WHAT YOU SHOULD DO
Output the data exactly, with every line intact.

[Start of SUPPLIED RECORDS]

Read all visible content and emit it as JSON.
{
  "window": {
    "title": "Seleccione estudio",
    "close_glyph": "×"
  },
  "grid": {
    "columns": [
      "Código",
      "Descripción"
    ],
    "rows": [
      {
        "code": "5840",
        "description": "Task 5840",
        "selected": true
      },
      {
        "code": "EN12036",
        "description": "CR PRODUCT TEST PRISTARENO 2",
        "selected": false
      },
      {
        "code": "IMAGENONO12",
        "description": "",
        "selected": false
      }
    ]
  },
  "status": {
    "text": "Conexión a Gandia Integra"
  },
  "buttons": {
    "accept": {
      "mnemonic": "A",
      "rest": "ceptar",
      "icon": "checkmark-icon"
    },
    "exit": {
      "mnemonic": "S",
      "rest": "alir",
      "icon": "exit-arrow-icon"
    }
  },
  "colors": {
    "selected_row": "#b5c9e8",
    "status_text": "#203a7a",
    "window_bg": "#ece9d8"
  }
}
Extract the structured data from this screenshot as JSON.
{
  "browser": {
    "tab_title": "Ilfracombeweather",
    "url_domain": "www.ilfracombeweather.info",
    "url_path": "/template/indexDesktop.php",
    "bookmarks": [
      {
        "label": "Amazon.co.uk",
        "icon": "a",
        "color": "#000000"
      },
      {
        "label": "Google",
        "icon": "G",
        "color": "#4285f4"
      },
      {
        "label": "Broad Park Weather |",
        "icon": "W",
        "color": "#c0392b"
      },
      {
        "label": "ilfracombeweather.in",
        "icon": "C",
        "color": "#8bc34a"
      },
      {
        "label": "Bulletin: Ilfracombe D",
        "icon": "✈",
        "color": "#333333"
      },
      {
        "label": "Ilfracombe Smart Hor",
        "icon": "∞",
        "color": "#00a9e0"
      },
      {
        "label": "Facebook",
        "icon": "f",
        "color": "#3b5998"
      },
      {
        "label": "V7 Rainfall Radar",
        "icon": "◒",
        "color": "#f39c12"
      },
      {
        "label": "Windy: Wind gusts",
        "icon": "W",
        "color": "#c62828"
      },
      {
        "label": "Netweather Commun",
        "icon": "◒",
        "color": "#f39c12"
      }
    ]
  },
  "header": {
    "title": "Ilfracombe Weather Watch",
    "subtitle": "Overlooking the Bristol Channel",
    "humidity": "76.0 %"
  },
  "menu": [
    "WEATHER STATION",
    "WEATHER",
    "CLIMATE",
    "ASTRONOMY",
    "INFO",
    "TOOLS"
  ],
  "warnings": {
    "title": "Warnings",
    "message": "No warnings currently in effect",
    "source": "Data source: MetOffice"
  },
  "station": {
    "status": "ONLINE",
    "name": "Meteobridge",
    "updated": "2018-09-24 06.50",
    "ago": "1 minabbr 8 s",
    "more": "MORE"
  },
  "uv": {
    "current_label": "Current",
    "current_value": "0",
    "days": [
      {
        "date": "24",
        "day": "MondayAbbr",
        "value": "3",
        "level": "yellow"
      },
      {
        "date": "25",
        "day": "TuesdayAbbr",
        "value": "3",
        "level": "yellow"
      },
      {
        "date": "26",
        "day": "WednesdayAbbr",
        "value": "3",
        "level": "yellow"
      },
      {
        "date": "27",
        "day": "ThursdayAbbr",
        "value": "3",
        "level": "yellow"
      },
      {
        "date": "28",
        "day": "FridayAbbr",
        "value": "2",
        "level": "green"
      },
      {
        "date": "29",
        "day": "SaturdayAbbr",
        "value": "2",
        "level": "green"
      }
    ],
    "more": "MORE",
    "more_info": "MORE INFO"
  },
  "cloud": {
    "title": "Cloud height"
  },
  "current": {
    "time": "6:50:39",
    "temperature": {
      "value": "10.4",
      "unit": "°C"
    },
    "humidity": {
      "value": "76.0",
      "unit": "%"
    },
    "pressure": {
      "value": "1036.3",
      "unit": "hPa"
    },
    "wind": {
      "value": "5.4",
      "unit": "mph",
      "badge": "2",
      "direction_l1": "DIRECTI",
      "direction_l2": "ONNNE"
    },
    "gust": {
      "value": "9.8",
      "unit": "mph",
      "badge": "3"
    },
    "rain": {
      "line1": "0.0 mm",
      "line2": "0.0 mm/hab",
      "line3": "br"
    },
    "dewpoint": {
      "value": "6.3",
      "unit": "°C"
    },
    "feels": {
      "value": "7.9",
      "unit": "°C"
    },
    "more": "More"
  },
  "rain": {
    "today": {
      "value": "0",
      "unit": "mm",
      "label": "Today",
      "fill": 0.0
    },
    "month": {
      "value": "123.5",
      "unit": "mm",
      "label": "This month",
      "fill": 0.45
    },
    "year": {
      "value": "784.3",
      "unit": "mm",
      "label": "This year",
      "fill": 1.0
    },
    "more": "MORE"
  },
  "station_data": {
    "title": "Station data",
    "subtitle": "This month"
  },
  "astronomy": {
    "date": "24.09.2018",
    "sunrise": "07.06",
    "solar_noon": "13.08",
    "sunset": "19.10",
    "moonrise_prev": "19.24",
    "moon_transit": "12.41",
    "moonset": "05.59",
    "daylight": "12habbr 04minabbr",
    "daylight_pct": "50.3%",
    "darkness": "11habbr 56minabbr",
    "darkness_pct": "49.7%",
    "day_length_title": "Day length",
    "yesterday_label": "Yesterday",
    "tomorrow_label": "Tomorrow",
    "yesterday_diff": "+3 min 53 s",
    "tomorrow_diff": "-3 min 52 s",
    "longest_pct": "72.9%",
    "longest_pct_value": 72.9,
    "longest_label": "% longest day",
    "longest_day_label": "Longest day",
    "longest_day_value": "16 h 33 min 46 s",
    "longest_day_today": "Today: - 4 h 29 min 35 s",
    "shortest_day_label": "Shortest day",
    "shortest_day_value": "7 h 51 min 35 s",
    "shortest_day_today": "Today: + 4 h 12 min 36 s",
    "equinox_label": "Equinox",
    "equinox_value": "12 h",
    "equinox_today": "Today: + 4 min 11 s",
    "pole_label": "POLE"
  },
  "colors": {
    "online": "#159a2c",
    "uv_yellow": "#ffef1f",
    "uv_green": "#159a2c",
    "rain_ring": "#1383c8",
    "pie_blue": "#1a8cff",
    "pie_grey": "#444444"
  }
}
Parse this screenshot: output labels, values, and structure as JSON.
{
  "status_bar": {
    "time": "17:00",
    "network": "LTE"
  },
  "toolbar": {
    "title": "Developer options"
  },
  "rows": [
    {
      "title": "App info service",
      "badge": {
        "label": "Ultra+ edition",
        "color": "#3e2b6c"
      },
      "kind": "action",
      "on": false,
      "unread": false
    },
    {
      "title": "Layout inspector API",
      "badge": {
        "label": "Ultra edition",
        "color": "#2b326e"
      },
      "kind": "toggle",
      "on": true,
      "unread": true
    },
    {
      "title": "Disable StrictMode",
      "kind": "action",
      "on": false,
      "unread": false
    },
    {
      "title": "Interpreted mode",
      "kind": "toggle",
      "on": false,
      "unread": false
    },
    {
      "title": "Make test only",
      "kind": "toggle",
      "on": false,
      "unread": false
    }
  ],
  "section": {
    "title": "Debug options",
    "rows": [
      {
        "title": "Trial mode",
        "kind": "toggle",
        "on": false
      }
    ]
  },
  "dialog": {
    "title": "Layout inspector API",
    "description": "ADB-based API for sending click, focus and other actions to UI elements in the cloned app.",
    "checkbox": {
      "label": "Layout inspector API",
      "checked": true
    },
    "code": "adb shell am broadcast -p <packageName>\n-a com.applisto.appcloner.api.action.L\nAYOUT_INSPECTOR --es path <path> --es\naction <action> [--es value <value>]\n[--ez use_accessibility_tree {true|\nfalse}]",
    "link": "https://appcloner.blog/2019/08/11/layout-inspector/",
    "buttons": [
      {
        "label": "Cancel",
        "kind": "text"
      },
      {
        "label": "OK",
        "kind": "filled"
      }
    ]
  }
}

[End of SUPPLIED RECORDS]

SOLUTION
Read all visible content and emit it as JSON.
{
  "window": {
    "title": "Seleccione estudio",
    "close_glyph": "×"
  },
  "grid": {
    "columns": [
      "Código",
      "Descripción"
    ],
    "rows": [
      {
        "code": "5840",
        "description": "Task 5840",
        "selected": true
      },
      {
        "code": "EN12036",
        "description": "CR PRODUCT TEST PRISTARENO 2",
        "selected": false
      },
      {
        "code": "IMAGENONO12",
        "description": "",
        "selected": false
      }
    ]
  },
  "status": {
    "text": "Conexión a Gandia Integra"
  },
  "buttons": {
    "accept": {
      "mnemonic": "A",
      "rest": "ceptar",
      "icon": "checkmark-icon"
    },
    "exit": {
      "mnemonic": "S",
      "rest": "alir",
      "icon": "exit-arrow-icon"
    }
  },
  "colors": {
    "selected_row": "#b5c9e8",
    "status_text": "#203a7a",
    "window_bg": "#ece9d8"
  }
}
Extract the structured data from this screenshot as JSON.
{
  "browser": {
    "tab_title": "Ilfracombeweather",
    "url_domain": "www.ilfracombeweather.info",
    "url_path": "/template/indexDesktop.php",
    "bookmarks": [
      {
        "label": "Amazon.co.uk",
        "icon": "a",
        "color": "#000000"
      },
      {
        "label": "Google",
        "icon": "G",
        "color": "#4285f4"
      },
      {
        "label": "Broad Park Weather |",
        "icon": "W",
        "color": "#c0392b"
      },
      {
        "label": "ilfracombeweather.in",
        "icon": "C",
        "color": "#8bc34a"
      },
      {
        "label": "Bulletin: Ilfracombe D",
        "icon": "✈",
        "color": "#333333"
      },
      {
        "label": "Ilfracombe Smart Hor",
        "icon": "∞",
        "color": "#00a9e0"
      },
      {
        "label": "Facebook",
        "icon": "f",
        "color": "#3b5998"
      },
      {
        "label": "V7 Rainfall Radar",
        "icon": "◒",
        "color": "#f39c12"
      },
      {
        "label": "Windy: Wind gusts",
        "icon": "W",
        "color": "#c62828"
      },
      {
        "label": "Netweather Commun",
        "icon": "◒",
        "color": "#f39c12"
      }
    ]
  },
  "header": {
    "title": "Ilfracombe Weather Watch",
    "subtitle": "Overlooking the Bristol Channel",
    "humidity": "76.0 %"
  },
  "menu": [
    "WEATHER STATION",
    "WEATHER",
    "CLIMATE",
    "ASTRONOMY",
    "INFO",
    "TOOLS"
  ],
  "warnings": {
    "title": "Warnings",
    "message": "No warnings currently in effect",
    "source": "Data source: MetOffice"
  },
  "station": {
    "status": "ONLINE",
    "name": "Meteobridge",
    "updated": "2018-09-24 06.50",
    "ago": "1 minabbr 8 s",
    "more": "MORE"
  },
  "uv": {
    "current_label": "Current",
    "current_value": "0",
    "days": [
      {
        "date": "24",
        "day": "MondayAbbr",
        "value": "3",
        "level": "yellow"
      },
      {
        "date": "25",
        "day": "TuesdayAbbr",
        "value": "3",
        "level": "yellow"
      },
      {
        "date": "26",
        "day": "WednesdayAbbr",
        "value": "3",
        "level": "yellow"
      },
      {
        "date": "27",
        "day": "ThursdayAbbr",
        "value": "3",
        "level": "yellow"
      },
      {
        "date": "28",
        "day": "FridayAbbr",
        "value": "2",
        "level": "green"
      },
      {
        "date": "29",
        "day": "SaturdayAbbr",
        "value": "2",
        "level": "green"
      }
    ],
    "more": "MORE",
    "more_info": "MORE INFO"
  },
  "cloud": {
    "title": "Cloud height"
  },
  "current": {
    "time": "6:50:39",
    "temperature": {
      "value": "10.4",
      "unit": "°C"
    },
    "humidity": {
      "value": "76.0",
      "unit": "%"
    },
    "pressure": {
      "value": "1036.3",
      "unit": "hPa"
    },
    "wind": {
      "value": "5.4",
      "unit": "mph",
      "badge": "2",
      "direction_l1": "DIRECTI",
      "direction_l2": "ONNNE"
    },
    "gust": {
      "value": "9.8",
      "unit": "mph",
      "badge": "3"
    },
    "rain": {
      "line1": "0.0 mm",
      "line2": "0.0 mm/hab",
      "line3": "br"
    },
    "dewpoint": {
      "value": "6.3",
      "unit": "°C"
    },
    "feels": {
      "value": "7.9",
      "unit": "°C"
    },
    "more": "More"
  },
  "rain": {
    "today": {
      "value": "0",
      "unit": "mm",
      "label": "Today",
      "fill": 0.0
    },
    "month": {
      "value": "123.5",
      "unit": "mm",
      "label": "This month",
      "fill": 0.45
    },
    "year": {
      "value": "784.3",
      "unit": "mm",
      "label": "This year",
      "fill": 1.0
    },
    "more": "MORE"
  },
  "station_data": {
    "title": "Station data",
    "subtitle": "This month"
  },
  "astronomy": {
    "date": "24.09.2018",
    "sunrise": "07.06",
    "solar_noon": "13.08",
    "sunset": "19.10",
    "moonrise_prev": "19.24",
    "moon_transit": "12.41",
    "moonset": "05.59",
    "daylight": "12habbr 04minabbr",
    "daylight_pct": "50.3%",
    "darkness": "11habbr 56minabbr",
    "darkness_pct": "49.7%",
    "day_length_title": "Day length",
    "yesterday_label": "Yesterday",
    "tomorrow_label": "Tomorrow",
    "yesterday_diff": "+3 min 53 s",
    "tomorrow_diff": "-3 min 52 s",
    "longest_pct": "72.9%",
    "longest_pct_value": 72.9,
    "longest_label": "% longest day",
    "longest_day_label": "Longest day",
    "longest_day_value": "16 h 33 min 46 s",
    "longest_day_today": "Today: - 4 h 29 min 35 s",
    "shortest_day_label": "Shortest day",
    "shortest_day_value": "7 h 51 min 35 s",
    "shortest_day_today": "Today: + 4 h 12 min 36 s",
    "equinox_label": "Equinox",
    "equinox_value": "12 h",
    "equinox_today": "Today: + 4 min 11 s",
    "pole_label": "POLE"
  },
  "colors": {
    "online": "#159a2c",
    "uv_yellow": "#ffef1f",
    "uv_green": "#159a2c",
    "rain_ring": "#1383c8",
    "pie_blue": "#1a8cff",
    "pie_grey": "#444444"
  }
}
Parse this screenshot: output labels, values, and structure as JSON.
{
  "status_bar": {
    "time": "17:00",
    "network": "LTE"
  },
  "toolbar": {
    "title": "Developer options"
  },
  "rows": [
    {
      "title": "App info service",
      "badge": {
        "label": "Ultra+ edition",
        "color": "#3e2b6c"
      },
      "kind": "action",
      "on": false,
      "unread": false
    },
    {
      "title": "Layout inspector API",
      "badge": {
        "label": "Ultra edition",
        "color": "#2b326e"
      },
      "kind": "toggle",
      "on": true,
      "unread": true
    },
    {
      "title": "Disable StrictMode",
      "kind": "action",
      "on": false,
      "unread": false
    },
    {
      "title": "Interpreted mode",
      "kind": "toggle",
      "on": false,
      "unread": false
    },
    {
      "title": "Make test only",
      "kind": "toggle",
      "on": false,
      "unread": false
    }
  ],
  "section": {
    "title": "Debug options",
    "rows": [
      {
        "title": "Trial mode",
        "kind": "toggle",
        "on": false
      }
    ]
  },
  "dialog": {
    "title": "Layout inspector API",
    "description": "ADB-based API for sending click, focus and other actions to UI elements in the cloned app.",
    "checkbox": {
      "label": "Layout inspector API",
      "checked": true
    },
    "code": "adb shell am broadcast -p <packageName>\n-a com.applisto.appcloner.api.action.L\nAYOUT_INSPECTOR --es path <path> --es\naction <action> [--es value <value>]\n[--ez use_accessibility_tree {true|\nfalse}]",
    "link": "https://appcloner.blog/2019/08/11/layout-inspector/",
    "buttons": [
      {
        "label": "Cancel",
        "kind": "text"
      },
      {
        "label": "OK",
        "kind": "filled"
      }
    ]
  }
}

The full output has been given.